**** Records provided
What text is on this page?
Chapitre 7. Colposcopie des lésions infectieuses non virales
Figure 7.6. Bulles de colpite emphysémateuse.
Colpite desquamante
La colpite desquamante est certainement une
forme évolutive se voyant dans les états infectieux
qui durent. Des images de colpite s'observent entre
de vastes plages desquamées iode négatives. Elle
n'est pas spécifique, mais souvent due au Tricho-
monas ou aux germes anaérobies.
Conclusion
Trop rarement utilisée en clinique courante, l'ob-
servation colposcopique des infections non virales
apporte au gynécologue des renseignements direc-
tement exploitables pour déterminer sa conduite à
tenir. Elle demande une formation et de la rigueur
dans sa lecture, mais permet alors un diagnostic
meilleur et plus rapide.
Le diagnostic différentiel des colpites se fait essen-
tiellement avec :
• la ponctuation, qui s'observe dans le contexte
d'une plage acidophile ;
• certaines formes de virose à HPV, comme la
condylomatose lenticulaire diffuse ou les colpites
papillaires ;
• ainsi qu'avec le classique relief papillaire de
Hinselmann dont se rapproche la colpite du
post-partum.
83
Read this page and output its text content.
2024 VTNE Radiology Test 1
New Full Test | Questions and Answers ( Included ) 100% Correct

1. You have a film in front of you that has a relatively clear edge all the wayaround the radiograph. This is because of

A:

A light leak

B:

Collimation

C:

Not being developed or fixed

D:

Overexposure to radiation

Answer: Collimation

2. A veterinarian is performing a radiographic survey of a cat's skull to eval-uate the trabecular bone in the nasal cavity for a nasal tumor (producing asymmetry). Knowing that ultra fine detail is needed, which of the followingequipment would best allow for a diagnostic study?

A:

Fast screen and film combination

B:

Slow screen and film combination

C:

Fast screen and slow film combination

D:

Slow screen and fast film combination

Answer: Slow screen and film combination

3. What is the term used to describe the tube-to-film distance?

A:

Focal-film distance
********
Output the full set of entries exactly as they were given.

- [Written response]
What text is on this page?
Chapitre 7. Colposcopie des lésions infectieuses non virales
Figure 7.6. Bulles de colpite emphysémateuse.
Colpite desquamante
La colpite desquamante est certainement une
forme évolutive se voyant dans les états infectieux
qui durent. Des images de colpite s'observent entre
de vastes plages desquamées iode négatives. Elle
n'est pas spécifique, mais souvent due au Tricho-
monas ou aux germes anaérobies.
Conclusion
Trop rarement utilisée en clinique courante, l'ob-
servation colposcopique des infections non virales
apporte au gynécologue des renseignements direc-
tement exploitables pour déterminer sa conduite à
tenir. Elle demande une formation et de la rigueur
dans sa lecture, mais permet alors un diagnostic
meilleur et plus rapide.
Le diagnostic différentiel des colpites se fait essen-
tiellement avec :
• la ponctuation, qui s'observe dans le contexte
d'une plage acidophile ;
• certaines formes de virose à HPV, comme la
condylomatose lenticulaire diffuse ou les colpites
papillaires ;
• ainsi qu'avec le classique relief papillaire de
Hinselmann dont se rapproche la colpite du
post-partum.
83
Read this page and output its text content.
2024 VTNE Radiology Test 1
New Full Test | Questions and Answers ( Included ) 100% Correct

1. You have a film in front of you that has a relatively clear edge all the wayaround the radiograph. This is because of

A:

A light leak

B:

Collimation

C:

Not being developed or fixed

D:

Overexposure to radiation

Answer: Collimation

2. A veterinarian is performing a radiographic survey of a cat's skull to eval-uate the trabecular bone in the nasal cavity for a nasal tumor (producing asymmetry). Knowing that ultra fine detail is needed, which of the followingequipment would best allow for a diagnostic study?

A:

Fast screen and film combination

B:

Slow screen and film combination

C:

Fast screen and slow film combination

D:

Slow screen and fast film combination

Answer: Slow screen and film combination

3. What is the term used to describe the tube-to-film distance?

A:

Focal-film distance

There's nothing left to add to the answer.